Excerpts from a figure dataset:
◆ ◆ ◆ ◆ ◆ ◆ ◆

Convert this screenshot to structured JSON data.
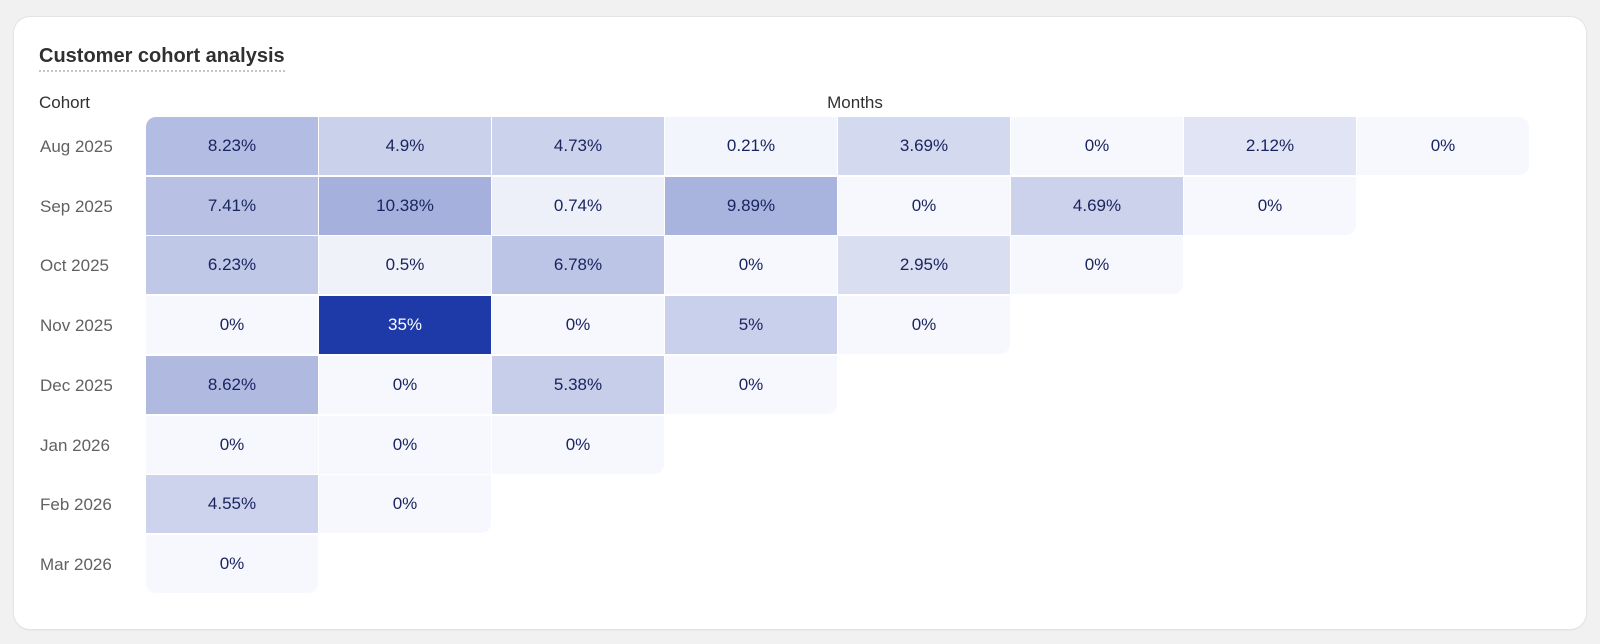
{
  "card": {
    "title": "Customer cohort analysis",
    "cohort_header": "Cohort",
    "months_header": "Months"
  },
  "rows": [
    {
      "label": "Aug 2025",
      "cells": [
        "8.23%",
        "4.9%",
        "4.73%",
        "0.21%",
        "3.69%",
        "0%",
        "2.12%",
        "0%"
      ]
    },
    {
      "label": "Sep 2025",
      "cells": [
        "7.41%",
        "10.38%",
        "0.74%",
        "9.89%",
        "0%",
        "4.69%",
        "0%"
      ]
    },
    {
      "label": "Oct 2025",
      "cells": [
        "6.23%",
        "0.5%",
        "6.78%",
        "0%",
        "2.95%",
        "0%"
      ]
    },
    {
      "label": "Nov 2025",
      "cells": [
        "0%",
        "35%",
        "0%",
        "5%",
        "0%"
      ]
    },
    {
      "label": "Dec 2025",
      "cells": [
        "8.62%",
        "0%",
        "5.38%",
        "0%"
      ]
    },
    {
      "label": "Jan 2026",
      "cells": [
        "0%",
        "0%",
        "0%"
      ]
    },
    {
      "label": "Feb 2026",
      "cells": [
        "4.55%",
        "0%"
      ]
    },
    {
      "label": "Mar 2026",
      "cells": [
        "0%"
      ]
    }
  ],
  "colors": {
    "max_cell": "#1e3aa8",
    "min_cell": "#f7f8fd",
    "text": "#1a2560",
    "label": "#616161"
  }
}
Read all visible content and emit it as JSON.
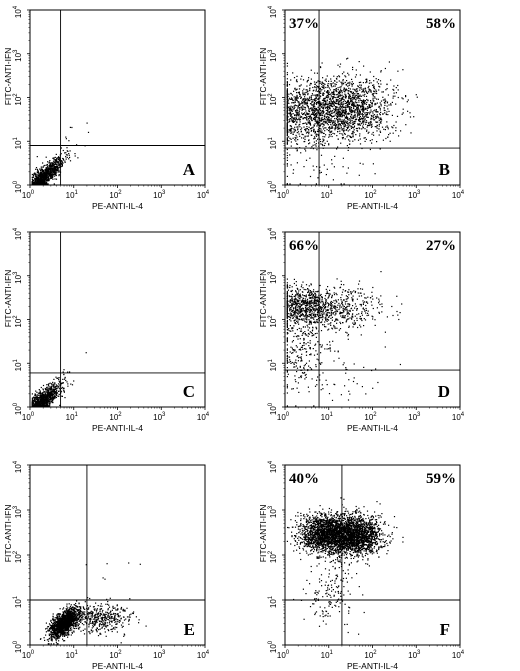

◆ ◆ ◆ ◆ ◆ ◆ ◆

- Directive -
Copy every line in the entries above that has the string "JSON" in it.

- Output -
Convert this screenshot to structured JSON data.
Read all visible content and emit it as JSON.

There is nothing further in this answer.